## DIRECTIVE A
In the GPS tripmaster build guide, roughly how much does the project cost to make?
## DIRECTIVE B
According to the GPS tripmaster build guide, why did the power button on the UPS have to be extended?
## DIRECTIVE C
List every item in the GPS tripmaster build guide's supplies and materials that is given a length of 5 m.
-- Start SUPPLIED PASSAGE --
I have a hobby, which is driving around with the car with someone who is navigating based on a unknown roadbook. It's called 'rittensport'.

You have to make sure distances, time, average speed, .... is all perfect. So to help myself and the navigator, I decided to make a "tripmaster" myself with a GPS. Because standard tripmasters don't suit my needs and are really expensive and a pain to calibrate, I decided to make my own.

If you want to make this, the cost is approximately 200 euro. It could be less, it could be more, depending on where you buy it.

See the PDF with the Bill Of Materials where I bought every component.

You can find all of my code on GitHub.

Step 1: Supplies/Materials/Tools

So, in order to make such thing, you kinda need alot of things, I've listed down everything what I have used to make this.

Supplies & materials

  • 1x GPS module
  • 1x UPS (uninterrupted power supply)
  • 1x Battery (3.7V)
  • 2x USB cables (5m)
  • 1x touchscreen (I used a 7")
  • 1x micro SD (16G minimum)
  • 1x HDMI cable (5m)
  • 1x push button
  • a bunch of wires
  • 1x 40 pin IDE wire
  • 1x car charger with USB outputs (7.2A)
  • 1x (white) plexi glass (I used a 18x20x2 cm board)
  • 1x GPS antenna extention (5m)
  • 1x MCP3800
  • 1x Raspberry Pi 3 Model B
  • a couple of standoffs
  • LEDS (optional, I didn't use extra LEDS)
  • 1x Telenet router (for the case)


  • Soldering iron
  • Tin (to solder)
  • pliers
  • glue gun
  • utillity knife
  • screwdrivers
  • pincet (if you have thick fingers like me)
  • a third hand if you need to
  • a saw if you want to use plexi too

Step 2: Making the Schemes and Diagrams

You can build the hardware from the schemes.

Step 3: Making the Case

So, I started with making the case. I got an old router from Telenet (thank you!) in which I could easely drop my components in.

I started by opening up the case and looked at the flat part. The first issue I encountered was, "how can I attach all the components to the case?"

Then I thought, well, I have some plexi laying around, I can press that in. I took the inside measurements of the router and started making everything in cartboard. Then once that fit the router I made it on the plexy. I started aligning in the case and then I drew everything on the plexy. Once everything was marked, I drilled some holes in it and tighten everything to it with spacers and screws.

Step 4: Modifying and Soldering the Hardware

So, I had to make a couple of changes in the hardware... I had the UPS, but that one had a power button on it, so it needed to be extended, since I had to be able to power the pi on the oudsite of the case. I connected the wires and then hot glued the button in place on the other side of the case.

To make the ports fit in the case, I removed some of the material to make it fit.

So, I had a piece of PCB laying around and I decided (for my own ease) to solder the MCP3008 on to that PCB.

The wires on the PCB are connected to the GPS HAT but can be connected to the PI as decribed in the schematics.

Step 5: Installing Raspbian

First of all, we need Raspbian on our SD card. You can download raspbian from here. Once that is downloaded, we can install raspbian on an SD card. You can install the software on the SD card by installing Win32Discmanager on your computer.
-- End SUPPLIED PASSAGE --
-- Start PROVIDED DATA --
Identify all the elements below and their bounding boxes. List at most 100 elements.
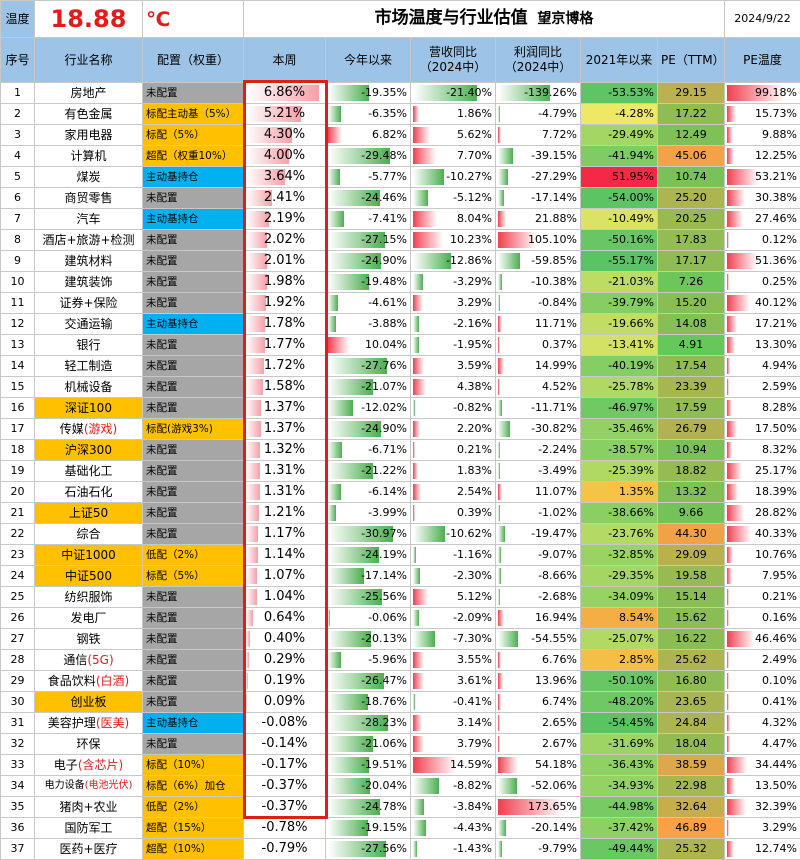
-- End PROVIDED DATA --
## EXERCISE OUTPUT A
About 200 euro.

## EXERCISE OUTPUT B
The Pi had to be powered on from the outside of the case. The button was therefore extended with wires and hot glued in place on the other side of the case.

## EXERCISE OUTPUT C
- USB cables (2x)
- HDMI cable
- GPS antenna extension